** begin Data shown **

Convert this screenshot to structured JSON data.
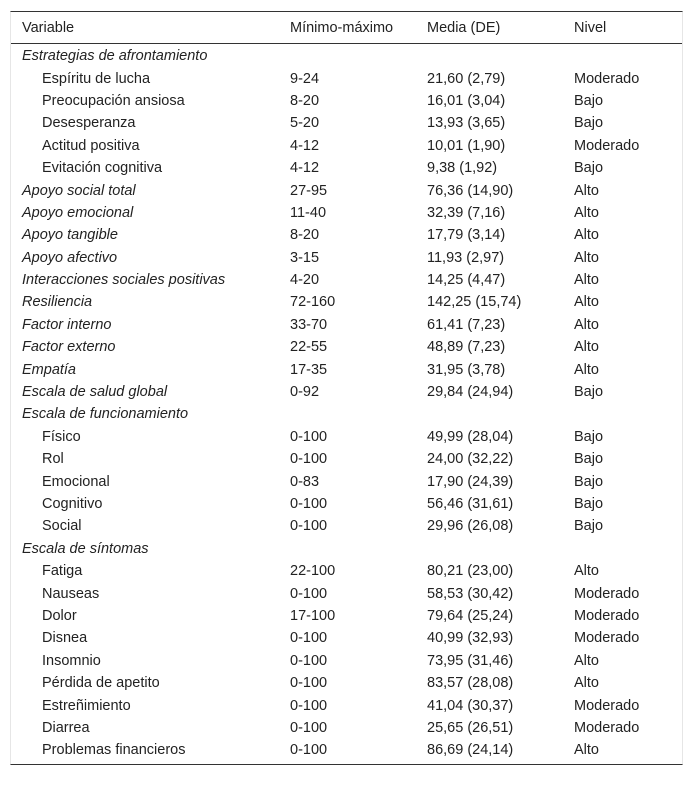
{
  "headers": [
    "Variable",
    "Mínimo-máximo",
    "Media (DE)",
    "Nivel"
  ],
  "rows": [
    {
      "variable": "Estrategias de afrontamiento",
      "range": "",
      "mean": "",
      "level": "",
      "type": "group"
    },
    {
      "variable": "Espíritu de lucha",
      "range": "9-24",
      "mean": "21,60 (2,79)",
      "level": "Moderado",
      "type": "sub"
    },
    {
      "variable": "Preocupación ansiosa",
      "range": "8-20",
      "mean": "16,01 (3,04)",
      "level": "Bajo",
      "type": "sub"
    },
    {
      "variable": "Desesperanza",
      "range": "5-20",
      "mean": "13,93 (3,65)",
      "level": "Bajo",
      "type": "sub"
    },
    {
      "variable": "Actitud positiva",
      "range": "4-12",
      "mean": "10,01 (1,90)",
      "level": "Moderado",
      "type": "sub"
    },
    {
      "variable": "Evitación cognitiva",
      "range": "4-12",
      "mean": "9,38 (1,92)",
      "level": "Bajo",
      "type": "sub"
    },
    {
      "variable": "Apoyo social total",
      "range": "27-95",
      "mean": "76,36 (14,90)",
      "level": "Alto",
      "type": "group"
    },
    {
      "variable": "Apoyo emocional",
      "range": "11-40",
      "mean": "32,39 (7,16)",
      "level": "Alto",
      "type": "group"
    },
    {
      "variable": "Apoyo tangible",
      "range": "8-20",
      "mean": "17,79 (3,14)",
      "level": "Alto",
      "type": "group"
    },
    {
      "variable": "Apoyo afectivo",
      "range": "3-15",
      "mean": "11,93 (2,97)",
      "level": "Alto",
      "type": "group"
    },
    {
      "variable": "Interacciones sociales positivas",
      "range": "4-20",
      "mean": "14,25 (4,47)",
      "level": "Alto",
      "type": "group"
    },
    {
      "variable": "Resiliencia",
      "range": "72-160",
      "mean": "142,25 (15,74)",
      "level": "Alto",
      "type": "group"
    },
    {
      "variable": "Factor interno",
      "range": "33-70",
      "mean": "61,41 (7,23)",
      "level": "Alto",
      "type": "group"
    },
    {
      "variable": "Factor externo",
      "range": "22-55",
      "mean": "48,89 (7,23)",
      "level": "Alto",
      "type": "group"
    },
    {
      "variable": "Empatía",
      "range": "17-35",
      "mean": "31,95 (3,78)",
      "level": "Alto",
      "type": "group"
    },
    {
      "variable": "Escala de salud global",
      "range": "0-92",
      "mean": "29,84 (24,94)",
      "level": "Bajo",
      "type": "group"
    },
    {
      "variable": "Escala de funcionamiento",
      "range": "",
      "mean": "",
      "level": "",
      "type": "group"
    },
    {
      "variable": "Físico",
      "range": "0-100",
      "mean": "49,99 (28,04)",
      "level": "Bajo",
      "type": "sub"
    },
    {
      "variable": "Rol",
      "range": "0-100",
      "mean": "24,00 (32,22)",
      "level": "Bajo",
      "type": "sub"
    },
    {
      "variable": "Emocional",
      "range": "0-83",
      "mean": "17,90 (24,39)",
      "level": "Bajo",
      "type": "sub"
    },
    {
      "variable": "Cognitivo",
      "range": "0-100",
      "mean": "56,46 (31,61)",
      "level": "Bajo",
      "type": "sub"
    },
    {
      "variable": "Social",
      "range": "0-100",
      "mean": "29,96 (26,08)",
      "level": "Bajo",
      "type": "sub"
    },
    {
      "variable": "Escala de síntomas",
      "range": "",
      "mean": "",
      "level": "",
      "type": "group"
    },
    {
      "variable": "Fatiga",
      "range": "22-100",
      "mean": "80,21 (23,00)",
      "level": "Alto",
      "type": "sub"
    },
    {
      "variable": "Nauseas",
      "range": "0-100",
      "mean": "58,53 (30,42)",
      "level": "Moderado",
      "type": "sub"
    },
    {
      "variable": "Dolor",
      "range": "17-100",
      "mean": "79,64 (25,24)",
      "level": "Moderado",
      "type": "sub"
    },
    {
      "variable": "Disnea",
      "range": "0-100",
      "mean": "40,99 (32,93)",
      "level": "Moderado",
      "type": "sub"
    },
    {
      "variable": "Insomnio",
      "range": "0-100",
      "mean": "73,95 (31,46)",
      "level": "Alto",
      "type": "sub"
    },
    {
      "variable": "Pérdida de apetito",
      "range": "0-100",
      "mean": "83,57 (28,08)",
      "level": "Alto",
      "type": "sub"
    },
    {
      "variable": "Estreñimiento",
      "range": "0-100",
      "mean": "41,04 (30,37)",
      "level": "Moderado",
      "type": "sub"
    },
    {
      "variable": "Diarrea",
      "range": "0-100",
      "mean": "25,65 (26,51)",
      "level": "Moderado",
      "type": "sub"
    },
    {
      "variable": "Problemas financieros",
      "range": "0-100",
      "mean": "86,69 (24,14)",
      "level": "Alto",
      "type": "sub"
    }
  ]
}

** end Data shown **

Request: Extract every line containing the string "Escala" from the data above.

Task result:
      "variable": "Escala de salud global",
      "variable": "Escala de funcionamiento",
      "variable": "Escala de síntomas",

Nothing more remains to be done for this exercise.